## SHORT EXERCISE
Copy all lines below exactly as written. Leave pictures out.

--------------------------------

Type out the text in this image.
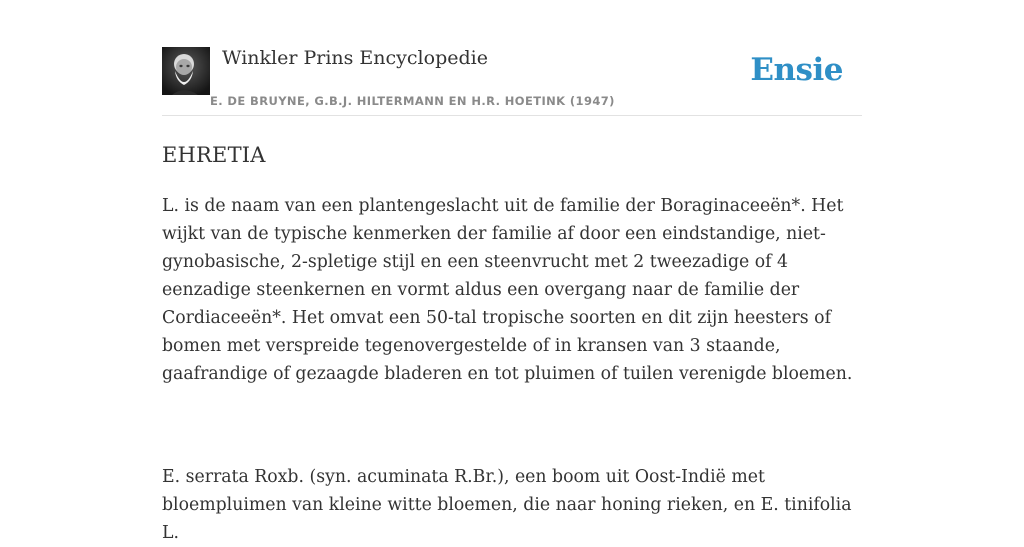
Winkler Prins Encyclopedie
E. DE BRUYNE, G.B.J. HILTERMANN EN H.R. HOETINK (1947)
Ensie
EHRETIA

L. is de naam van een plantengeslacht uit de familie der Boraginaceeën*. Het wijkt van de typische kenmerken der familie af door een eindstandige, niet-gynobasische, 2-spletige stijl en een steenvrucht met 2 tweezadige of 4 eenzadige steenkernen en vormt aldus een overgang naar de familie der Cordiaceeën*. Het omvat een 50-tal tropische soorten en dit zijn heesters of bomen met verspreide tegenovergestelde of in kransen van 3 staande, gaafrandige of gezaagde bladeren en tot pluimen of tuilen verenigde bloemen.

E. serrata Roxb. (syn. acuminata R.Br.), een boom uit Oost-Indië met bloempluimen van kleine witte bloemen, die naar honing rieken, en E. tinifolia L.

--------------------------------

## RESPONSE TO THIS EXERCISE
Type out the text in this image.
Winkler Prins Encyclopedie
E. DE BRUYNE, G.B.J. HILTERMANN EN H.R. HOETINK (1947)
Ensie
EHRETIA

L. is de naam van een plantengeslacht uit de familie der Boraginaceeën*. Het wijkt van de typische kenmerken der familie af door een eindstandige, niet-gynobasische, 2-spletige stijl en een steenvrucht met 2 tweezadige of 4 eenzadige steenkernen en vormt aldus een overgang naar de familie der Cordiaceeën*. Het omvat een 50-tal tropische soorten en dit zijn heesters of bomen met verspreide tegenovergestelde of in kransen van 3 staande, gaafrandige of gezaagde bladeren en tot pluimen of tuilen verenigde bloemen.

E. serrata Roxb. (syn. acuminata R.Br.), een boom uit Oost-Indië met bloempluimen van kleine witte bloemen, die naar honing rieken, en E. tinifolia L.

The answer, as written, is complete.